Exercise materials ▸
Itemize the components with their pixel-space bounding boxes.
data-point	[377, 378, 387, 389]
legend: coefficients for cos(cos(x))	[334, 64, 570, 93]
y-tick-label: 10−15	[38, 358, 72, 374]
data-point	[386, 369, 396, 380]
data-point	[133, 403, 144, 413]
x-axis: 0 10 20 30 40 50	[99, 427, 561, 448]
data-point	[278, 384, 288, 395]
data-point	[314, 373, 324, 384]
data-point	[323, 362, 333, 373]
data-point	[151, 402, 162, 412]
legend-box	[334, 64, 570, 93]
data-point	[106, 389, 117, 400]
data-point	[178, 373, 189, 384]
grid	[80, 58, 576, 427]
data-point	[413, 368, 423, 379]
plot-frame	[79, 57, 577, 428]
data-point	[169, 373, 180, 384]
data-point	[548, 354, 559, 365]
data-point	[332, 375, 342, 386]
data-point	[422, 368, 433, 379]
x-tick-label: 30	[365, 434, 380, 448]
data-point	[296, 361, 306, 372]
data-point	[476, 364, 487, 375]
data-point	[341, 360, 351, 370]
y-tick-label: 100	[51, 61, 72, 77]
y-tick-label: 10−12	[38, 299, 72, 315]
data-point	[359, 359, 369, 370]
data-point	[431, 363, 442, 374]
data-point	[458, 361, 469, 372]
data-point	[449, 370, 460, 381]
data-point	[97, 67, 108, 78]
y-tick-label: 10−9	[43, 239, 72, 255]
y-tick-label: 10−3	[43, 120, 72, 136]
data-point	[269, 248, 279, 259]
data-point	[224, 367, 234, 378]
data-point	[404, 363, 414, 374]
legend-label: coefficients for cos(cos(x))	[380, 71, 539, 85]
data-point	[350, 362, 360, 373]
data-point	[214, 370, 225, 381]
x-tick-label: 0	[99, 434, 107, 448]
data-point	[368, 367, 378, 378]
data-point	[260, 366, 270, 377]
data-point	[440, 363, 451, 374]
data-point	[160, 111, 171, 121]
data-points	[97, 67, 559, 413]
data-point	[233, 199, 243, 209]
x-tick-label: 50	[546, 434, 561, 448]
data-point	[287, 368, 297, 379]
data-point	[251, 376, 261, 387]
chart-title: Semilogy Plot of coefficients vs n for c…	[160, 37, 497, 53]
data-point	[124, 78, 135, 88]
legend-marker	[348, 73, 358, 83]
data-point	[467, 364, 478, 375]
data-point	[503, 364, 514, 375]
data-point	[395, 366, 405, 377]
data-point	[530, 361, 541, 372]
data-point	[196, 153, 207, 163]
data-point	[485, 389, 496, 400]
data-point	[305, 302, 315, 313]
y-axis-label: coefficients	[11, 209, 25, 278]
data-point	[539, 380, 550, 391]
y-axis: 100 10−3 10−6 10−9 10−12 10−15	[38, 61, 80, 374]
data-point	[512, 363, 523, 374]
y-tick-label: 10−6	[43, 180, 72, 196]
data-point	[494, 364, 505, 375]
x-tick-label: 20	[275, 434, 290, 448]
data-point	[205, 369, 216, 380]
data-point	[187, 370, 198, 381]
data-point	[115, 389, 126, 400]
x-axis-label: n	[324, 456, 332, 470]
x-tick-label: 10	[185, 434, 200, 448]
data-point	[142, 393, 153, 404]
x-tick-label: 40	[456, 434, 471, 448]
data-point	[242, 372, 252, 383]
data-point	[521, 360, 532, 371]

Task to carry out ▸
Please retype the lines above exactly as they appear, every one of them, in the same order.

Exercise output ▸
Itemize the components with their pixel-space bounding boxes.
data-point	[377, 378, 387, 389]
legend: coefficients for cos(cos(x))	[334, 64, 570, 93]
y-tick-label: 10−15	[38, 358, 72, 374]
data-point	[386, 369, 396, 380]
data-point	[133, 403, 144, 413]
x-axis: 0 10 20 30 40 50	[99, 427, 561, 448]
data-point	[278, 384, 288, 395]
data-point	[314, 373, 324, 384]
data-point	[323, 362, 333, 373]
data-point	[151, 402, 162, 412]
legend-box	[334, 64, 570, 93]
data-point	[106, 389, 117, 400]
data-point	[178, 373, 189, 384]
grid	[80, 58, 576, 427]
data-point	[413, 368, 423, 379]
plot-frame	[79, 57, 577, 428]
data-point	[169, 373, 180, 384]
data-point	[548, 354, 559, 365]
data-point	[332, 375, 342, 386]
data-point	[422, 368, 433, 379]
x-tick-label: 30	[365, 434, 380, 448]
data-point	[296, 361, 306, 372]
data-point	[476, 364, 487, 375]
data-point	[341, 360, 351, 370]
y-tick-label: 100	[51, 61, 72, 77]
y-tick-label: 10−12	[38, 299, 72, 315]
data-point	[359, 359, 369, 370]
data-point	[431, 363, 442, 374]
data-point	[458, 361, 469, 372]
data-point	[449, 370, 460, 381]
data-point	[97, 67, 108, 78]
y-tick-label: 10−9	[43, 239, 72, 255]
y-tick-label: 10−3	[43, 120, 72, 136]
data-point	[269, 248, 279, 259]
data-point	[224, 367, 234, 378]
data-point	[404, 363, 414, 374]
legend-label: coefficients for cos(cos(x))	[380, 71, 539, 85]
data-point	[350, 362, 360, 373]
data-point	[214, 370, 225, 381]
x-tick-label: 0	[99, 434, 107, 448]
data-point	[368, 367, 378, 378]
data-point	[260, 366, 270, 377]
data-point	[440, 363, 451, 374]
data-point	[160, 111, 171, 121]
data-points	[97, 67, 559, 413]
data-point	[233, 199, 243, 209]
x-tick-label: 50	[546, 434, 561, 448]
data-point	[287, 368, 297, 379]
data-point	[251, 376, 261, 387]
chart-title: Semilogy Plot of coefficients vs n for c…	[160, 37, 497, 53]
data-point	[124, 78, 135, 88]
legend-marker	[348, 73, 358, 83]
data-point	[467, 364, 478, 375]
data-point	[503, 364, 514, 375]
data-point	[395, 366, 405, 377]
data-point	[530, 361, 541, 372]
data-point	[196, 153, 207, 163]
data-point	[485, 389, 496, 400]
data-point	[305, 302, 315, 313]
y-axis-label: coefficients	[11, 209, 25, 278]
data-point	[539, 380, 550, 391]
y-axis: 100 10−3 10−6 10−9 10−12 10−15	[38, 61, 80, 374]
data-point	[512, 363, 523, 374]
y-tick-label: 10−6	[43, 180, 72, 196]
data-point	[494, 364, 505, 375]
x-tick-label: 20	[275, 434, 290, 448]
data-point	[205, 369, 216, 380]
data-point	[187, 370, 198, 381]
data-point	[115, 389, 126, 400]
x-axis-label: n	[324, 456, 332, 470]
x-tick-label: 10	[185, 434, 200, 448]
data-point	[142, 393, 153, 404]
x-tick-label: 40	[456, 434, 471, 448]
data-point	[242, 372, 252, 383]
data-point	[521, 360, 532, 371]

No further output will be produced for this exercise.